▶ [TASK DESCRIPTION]: Search the material for "غائم" and show all lines that contain it.
[Start RECORDS FOR THE TASK]
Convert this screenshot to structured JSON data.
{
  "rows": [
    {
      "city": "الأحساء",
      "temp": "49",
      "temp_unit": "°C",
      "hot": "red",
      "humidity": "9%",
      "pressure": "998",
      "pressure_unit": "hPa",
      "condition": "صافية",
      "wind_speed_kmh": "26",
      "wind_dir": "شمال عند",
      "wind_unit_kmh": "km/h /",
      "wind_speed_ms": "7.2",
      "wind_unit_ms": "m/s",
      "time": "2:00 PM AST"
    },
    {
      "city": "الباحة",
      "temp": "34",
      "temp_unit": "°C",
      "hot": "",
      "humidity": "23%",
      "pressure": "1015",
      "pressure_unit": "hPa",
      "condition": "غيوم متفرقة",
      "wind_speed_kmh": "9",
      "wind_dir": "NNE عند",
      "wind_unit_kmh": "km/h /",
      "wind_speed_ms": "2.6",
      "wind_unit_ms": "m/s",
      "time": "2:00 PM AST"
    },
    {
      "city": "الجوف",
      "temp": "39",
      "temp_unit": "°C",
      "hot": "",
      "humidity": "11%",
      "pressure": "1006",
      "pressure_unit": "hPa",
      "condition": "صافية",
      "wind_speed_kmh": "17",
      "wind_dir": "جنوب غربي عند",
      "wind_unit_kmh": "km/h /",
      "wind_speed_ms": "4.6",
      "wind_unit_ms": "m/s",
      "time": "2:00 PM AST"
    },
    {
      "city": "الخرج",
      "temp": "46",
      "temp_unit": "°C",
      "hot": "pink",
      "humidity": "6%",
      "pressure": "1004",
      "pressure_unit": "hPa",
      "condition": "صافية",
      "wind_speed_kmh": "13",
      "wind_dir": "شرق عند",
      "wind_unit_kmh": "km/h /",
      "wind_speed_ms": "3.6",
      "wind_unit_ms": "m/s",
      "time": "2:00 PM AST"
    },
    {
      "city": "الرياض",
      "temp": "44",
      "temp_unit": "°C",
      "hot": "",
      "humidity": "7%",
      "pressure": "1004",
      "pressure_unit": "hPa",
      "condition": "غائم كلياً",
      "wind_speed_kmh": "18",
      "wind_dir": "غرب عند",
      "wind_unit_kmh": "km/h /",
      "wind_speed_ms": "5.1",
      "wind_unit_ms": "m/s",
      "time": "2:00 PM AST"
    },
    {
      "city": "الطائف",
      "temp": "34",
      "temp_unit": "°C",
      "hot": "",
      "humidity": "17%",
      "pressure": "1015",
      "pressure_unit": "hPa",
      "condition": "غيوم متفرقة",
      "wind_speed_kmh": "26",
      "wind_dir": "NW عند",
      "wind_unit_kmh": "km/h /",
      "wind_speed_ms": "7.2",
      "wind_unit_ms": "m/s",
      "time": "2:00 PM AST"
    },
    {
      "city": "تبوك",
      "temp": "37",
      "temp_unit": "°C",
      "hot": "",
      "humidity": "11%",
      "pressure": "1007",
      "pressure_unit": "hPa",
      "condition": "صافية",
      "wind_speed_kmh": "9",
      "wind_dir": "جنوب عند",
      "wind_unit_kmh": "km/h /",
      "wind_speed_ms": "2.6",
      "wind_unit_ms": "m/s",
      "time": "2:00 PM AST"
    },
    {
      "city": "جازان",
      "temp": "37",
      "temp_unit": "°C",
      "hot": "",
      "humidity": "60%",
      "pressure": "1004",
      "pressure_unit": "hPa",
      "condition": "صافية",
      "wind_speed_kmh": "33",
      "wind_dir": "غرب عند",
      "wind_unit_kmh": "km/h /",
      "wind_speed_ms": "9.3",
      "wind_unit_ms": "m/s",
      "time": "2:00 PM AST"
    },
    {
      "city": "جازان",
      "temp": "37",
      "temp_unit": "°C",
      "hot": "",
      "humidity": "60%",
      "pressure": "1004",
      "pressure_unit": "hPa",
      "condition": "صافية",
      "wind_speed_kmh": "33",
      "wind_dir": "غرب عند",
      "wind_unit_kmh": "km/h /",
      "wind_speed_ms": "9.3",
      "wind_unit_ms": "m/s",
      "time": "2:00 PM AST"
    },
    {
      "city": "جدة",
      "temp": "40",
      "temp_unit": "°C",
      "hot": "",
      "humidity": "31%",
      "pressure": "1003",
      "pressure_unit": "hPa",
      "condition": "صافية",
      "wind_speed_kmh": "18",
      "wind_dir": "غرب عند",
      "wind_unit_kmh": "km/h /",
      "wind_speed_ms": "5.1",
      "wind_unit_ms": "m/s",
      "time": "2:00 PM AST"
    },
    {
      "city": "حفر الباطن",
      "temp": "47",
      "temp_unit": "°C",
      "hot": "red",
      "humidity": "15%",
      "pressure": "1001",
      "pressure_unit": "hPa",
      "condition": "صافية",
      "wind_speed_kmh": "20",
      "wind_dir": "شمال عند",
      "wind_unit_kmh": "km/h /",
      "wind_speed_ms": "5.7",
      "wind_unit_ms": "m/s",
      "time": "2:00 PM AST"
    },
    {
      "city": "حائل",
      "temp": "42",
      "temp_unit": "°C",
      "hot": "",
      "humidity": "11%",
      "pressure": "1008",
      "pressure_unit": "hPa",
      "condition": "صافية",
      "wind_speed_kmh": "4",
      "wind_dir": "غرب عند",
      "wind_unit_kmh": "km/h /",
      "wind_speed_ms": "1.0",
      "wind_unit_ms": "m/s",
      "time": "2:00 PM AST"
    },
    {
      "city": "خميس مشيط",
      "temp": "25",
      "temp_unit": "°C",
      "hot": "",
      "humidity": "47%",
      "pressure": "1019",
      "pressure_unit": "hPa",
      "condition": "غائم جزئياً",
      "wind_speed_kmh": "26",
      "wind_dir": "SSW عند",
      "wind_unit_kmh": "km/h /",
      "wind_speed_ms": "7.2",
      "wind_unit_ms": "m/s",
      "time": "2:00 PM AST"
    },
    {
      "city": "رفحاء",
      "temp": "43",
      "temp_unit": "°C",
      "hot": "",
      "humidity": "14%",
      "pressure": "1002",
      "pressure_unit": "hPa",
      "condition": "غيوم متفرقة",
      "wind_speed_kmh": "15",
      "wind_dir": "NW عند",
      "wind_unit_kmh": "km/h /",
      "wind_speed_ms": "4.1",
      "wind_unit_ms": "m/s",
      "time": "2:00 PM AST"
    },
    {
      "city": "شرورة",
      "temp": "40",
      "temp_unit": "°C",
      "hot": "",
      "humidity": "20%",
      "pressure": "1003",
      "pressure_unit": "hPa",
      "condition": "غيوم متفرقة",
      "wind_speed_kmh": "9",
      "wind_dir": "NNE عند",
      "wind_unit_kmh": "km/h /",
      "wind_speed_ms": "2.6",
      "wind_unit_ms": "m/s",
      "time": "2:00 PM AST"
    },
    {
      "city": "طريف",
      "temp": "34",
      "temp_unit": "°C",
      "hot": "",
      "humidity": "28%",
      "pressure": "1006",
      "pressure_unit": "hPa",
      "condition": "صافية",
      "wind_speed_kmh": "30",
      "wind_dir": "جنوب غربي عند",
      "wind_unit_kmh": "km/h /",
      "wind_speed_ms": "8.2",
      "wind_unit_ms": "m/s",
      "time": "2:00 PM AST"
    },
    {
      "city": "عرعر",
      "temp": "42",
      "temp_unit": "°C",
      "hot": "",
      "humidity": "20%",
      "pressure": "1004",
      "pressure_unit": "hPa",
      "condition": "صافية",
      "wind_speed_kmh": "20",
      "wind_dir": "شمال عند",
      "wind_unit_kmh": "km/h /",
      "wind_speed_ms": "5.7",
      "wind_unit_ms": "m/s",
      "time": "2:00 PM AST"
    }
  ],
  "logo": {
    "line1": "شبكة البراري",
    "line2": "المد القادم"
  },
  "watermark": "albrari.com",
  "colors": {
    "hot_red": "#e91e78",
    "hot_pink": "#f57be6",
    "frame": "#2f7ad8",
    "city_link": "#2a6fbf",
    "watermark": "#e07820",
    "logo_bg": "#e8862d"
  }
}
[End RECORDS FOR THE TASK]
▶ [SOLUTION TO THE PROBLEM]:
      "condition": "غائم كلياً",
      "condition": "غائم جزئياً",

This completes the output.